▶ _The problem_:
Repeat the lines below exactly as they appear, but leave out the images.

▶ _Records to process_:
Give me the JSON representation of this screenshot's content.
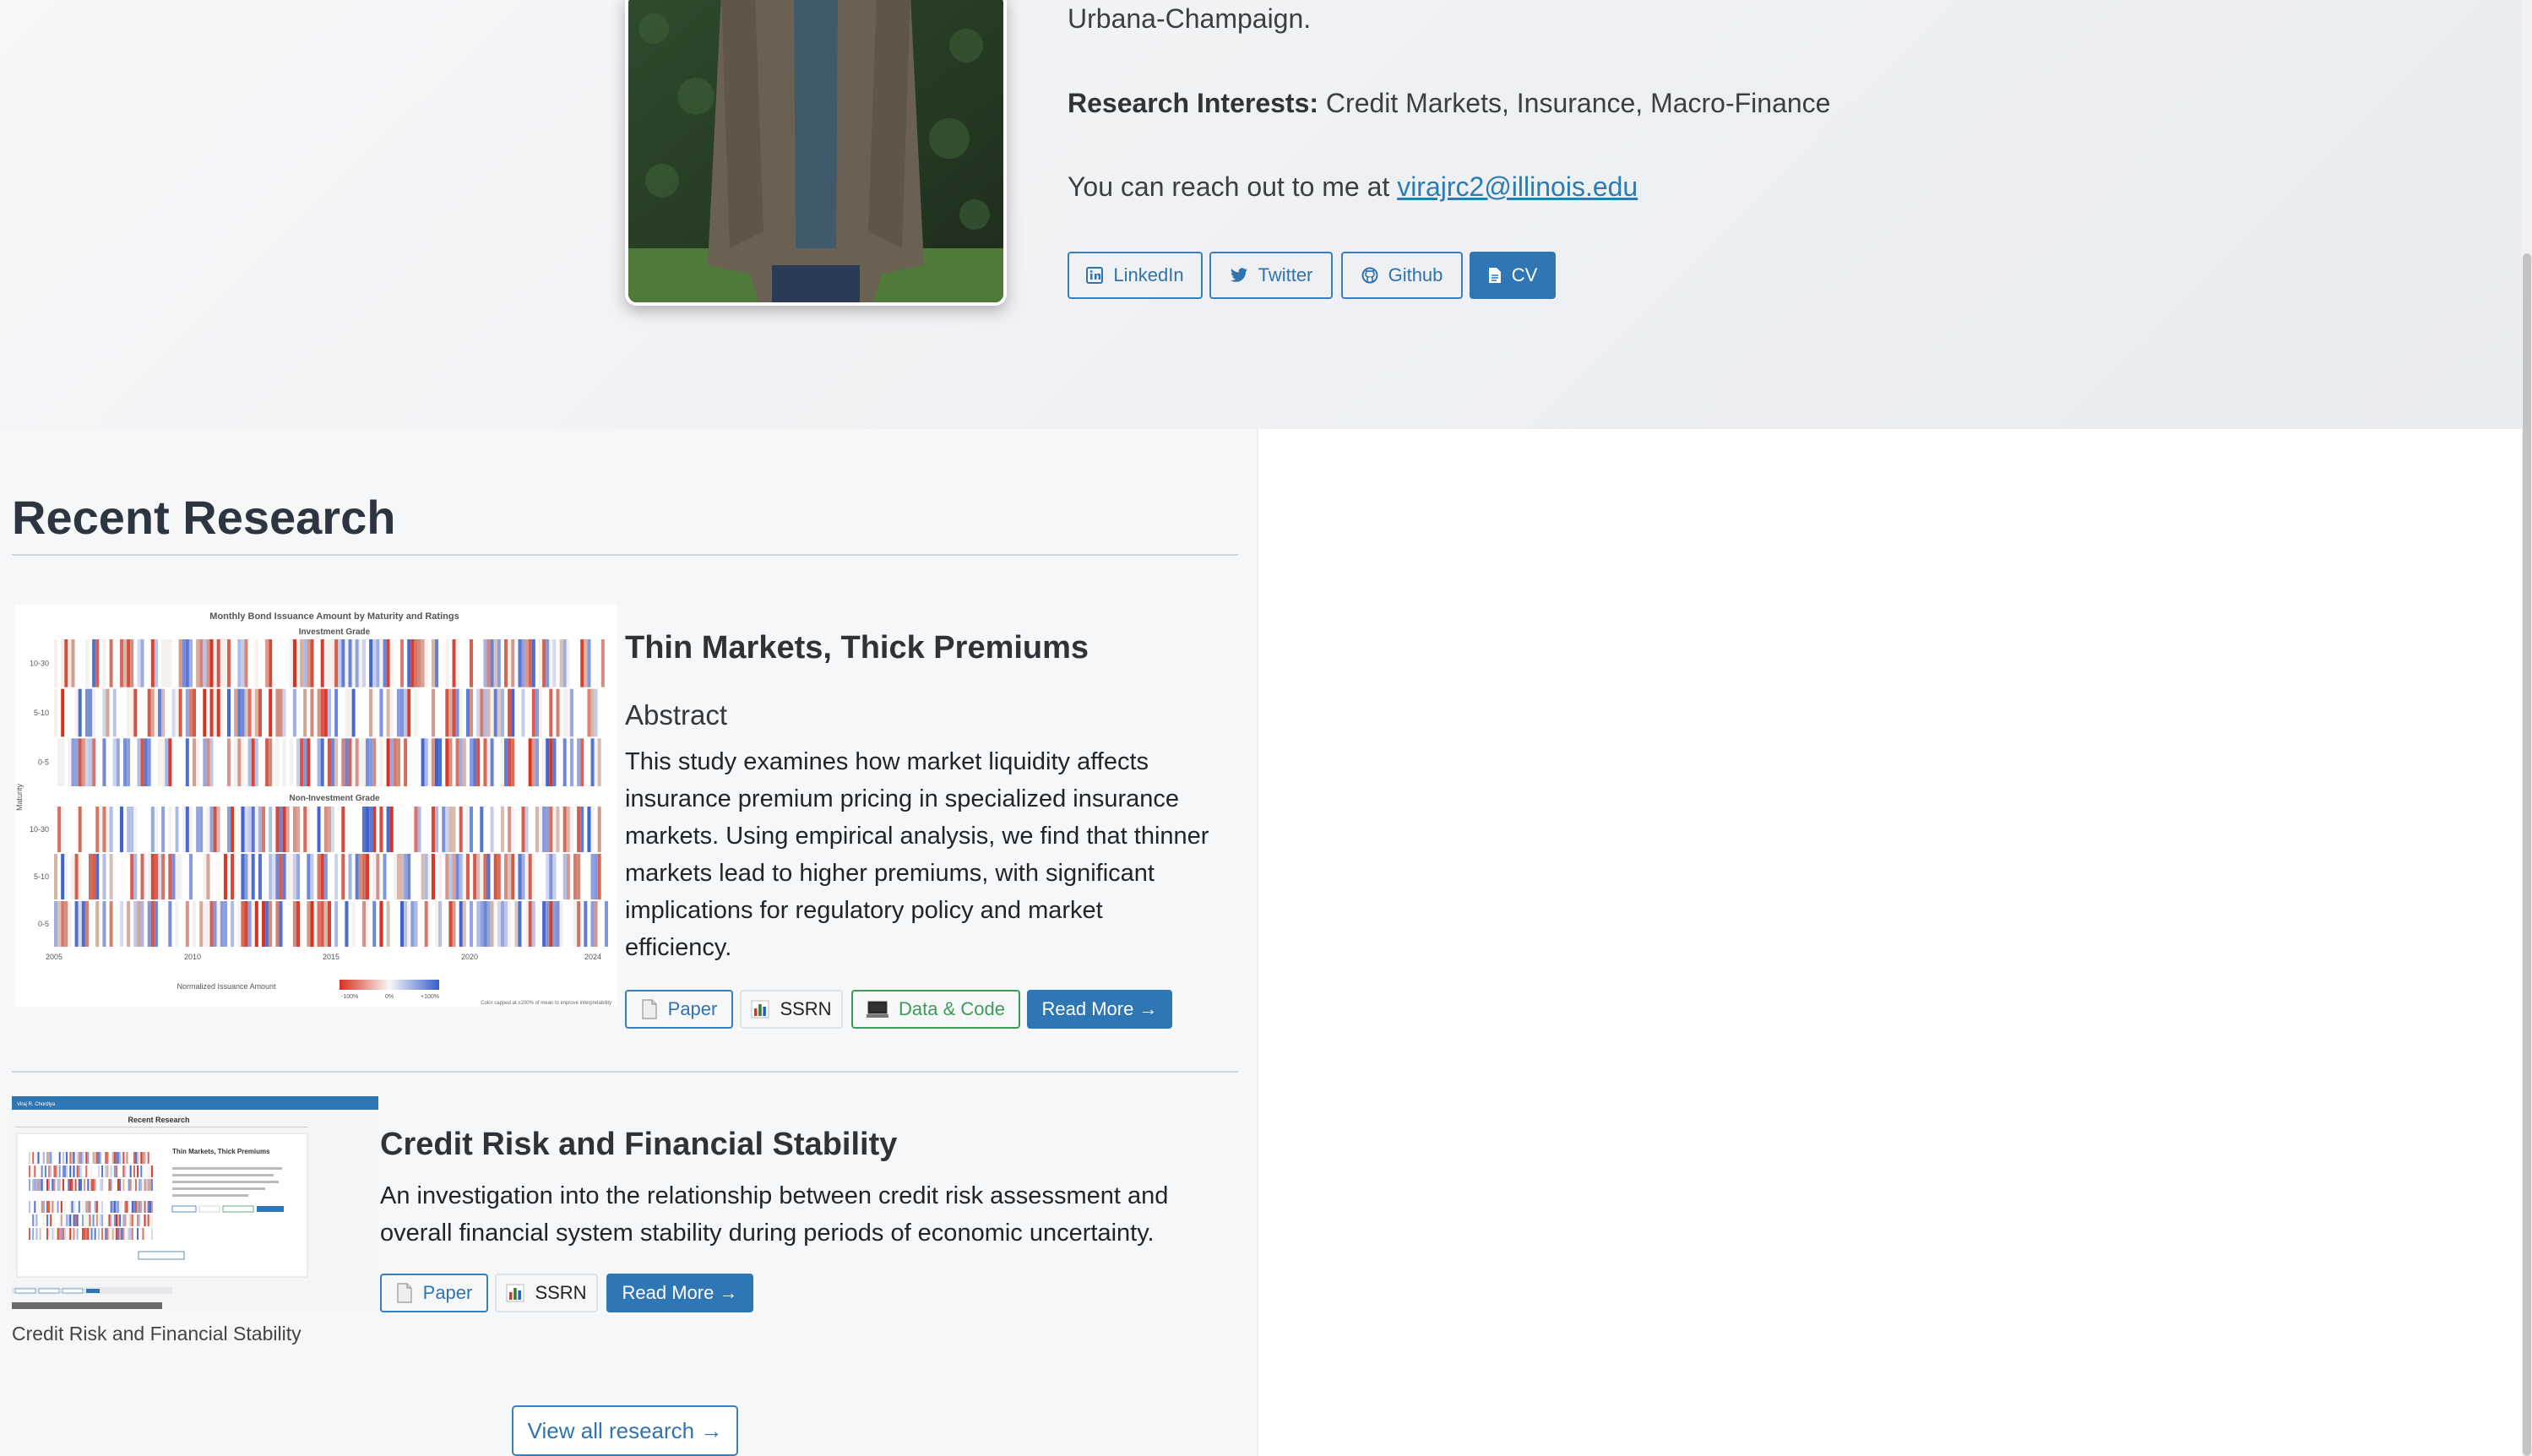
{
  "hero": {
    "affiliation_tail": "Urbana-Champaign.",
    "interests_label": "Research Interests",
    "interests_sep": ":",
    "interests_value": " Credit Markets, Insurance, Macro-Finance",
    "contact_prefix": "You can reach out to me at ",
    "email": "virajrc2@illinois.edu",
    "buttons": [
      {
        "label": "LinkedIn",
        "icon": "linkedin-icon"
      },
      {
        "label": "Twitter",
        "icon": "twitter-icon"
      },
      {
        "label": "Github",
        "icon": "github-icon"
      },
      {
        "label": "CV",
        "icon": "document-icon"
      }
    ]
  },
  "research": {
    "heading": "Recent Research",
    "items": [
      {
        "title": "Thin Markets, Thick Premiums",
        "abstract_heading": "Abstract",
        "abstract_lines": [
          "This study examines how market liquidity affects",
          "insurance premium pricing in specialized insurance",
          "markets. Using empirical analysis, we find that thinner",
          "markets lead to higher premiums, with significant",
          "implications for regulatory policy and market",
          "efficiency."
        ],
        "buttons": {
          "paper": "Paper",
          "ssrn": "SSRN",
          "data": "Data & Code",
          "read_more": "Read More →"
        },
        "thumbnail": {
          "title": "Monthly Bond Issuance Amount by Maturity and Ratings",
          "panel_top": "Investment Grade",
          "panel_bottom": "Non-Investment Grade",
          "ylabel": "Maturity",
          "row_labels": [
            "10-30",
            "5-10",
            "0-5"
          ],
          "years": [
            "2005",
            "2010",
            "2015",
            "2020",
            "2024"
          ],
          "legend_label": "Normalized Issuance Amount",
          "legend_ticks": [
            "-100%",
            "0%",
            "+100%"
          ],
          "note": "Color capped at ±200% of mean to improve interpretability"
        }
      },
      {
        "title": "Credit Risk and Financial Stability",
        "description_lines": [
          "An investigation into the relationship between credit risk assessment and",
          "overall financial system stability during periods of economic uncertainty."
        ],
        "buttons": {
          "paper": "Paper",
          "ssrn": "SSRN",
          "read_more": "Read More →"
        },
        "caption": "Credit Risk and Financial Stability",
        "thumbnail": {
          "nav_brand": "Viraj R. Chordiya",
          "heading": "Recent Research",
          "card_title": "Thin Markets, Thick Premiums"
        }
      }
    ],
    "view_all": "View all research →"
  }
}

▶ _Task solution_:
Give me the JSON representation of this screenshot's content.
{
  "hero": {
    "affiliation_tail": "Urbana-Champaign.",
    "interests_label": "Research Interests",
    "interests_sep": ":",
    "interests_value": " Credit Markets, Insurance, Macro-Finance",
    "contact_prefix": "You can reach out to me at ",
    "email": "virajrc2@illinois.edu",
    "buttons": [
      {
        "label": "LinkedIn",
        "icon": "linkedin-icon"
      },
      {
        "label": "Twitter",
        "icon": "twitter-icon"
      },
      {
        "label": "Github",
        "icon": "github-icon"
      },
      {
        "label": "CV",
        "icon": "document-icon"
      }
    ]
  },
  "research": {
    "heading": "Recent Research",
    "items": [
      {
        "title": "Thin Markets, Thick Premiums",
        "abstract_heading": "Abstract",
        "abstract_lines": [
          "This study examines how market liquidity affects",
          "insurance premium pricing in specialized insurance",
          "markets. Using empirical analysis, we find that thinner",
          "markets lead to higher premiums, with significant",
          "implications for regulatory policy and market",
          "efficiency."
        ],
        "buttons": {
          "paper": "Paper",
          "ssrn": "SSRN",
          "data": "Data & Code",
          "read_more": "Read More →"
        },
        "thumbnail": {
          "title": "Monthly Bond Issuance Amount by Maturity and Ratings",
          "panel_top": "Investment Grade",
          "panel_bottom": "Non-Investment Grade",
          "ylabel": "Maturity",
          "row_labels": [
            "10-30",
            "5-10",
            "0-5"
          ],
          "years": [
            "2005",
            "2010",
            "2015",
            "2020",
            "2024"
          ],
          "legend_label": "Normalized Issuance Amount",
          "legend_ticks": [
            "-100%",
            "0%",
            "+100%"
          ],
          "note": "Color capped at ±200% of mean to improve interpretability"
        }
      },
      {
        "title": "Credit Risk and Financial Stability",
        "description_lines": [
          "An investigation into the relationship between credit risk assessment and",
          "overall financial system stability during periods of economic uncertainty."
        ],
        "buttons": {
          "paper": "Paper",
          "ssrn": "SSRN",
          "read_more": "Read More →"
        },
        "caption": "Credit Risk and Financial Stability",
        "thumbnail": {
          "nav_brand": "Viraj R. Chordiya",
          "heading": "Recent Research",
          "card_title": "Thin Markets, Thick Premiums"
        }
      }
    ],
    "view_all": "View all research →"
  }
}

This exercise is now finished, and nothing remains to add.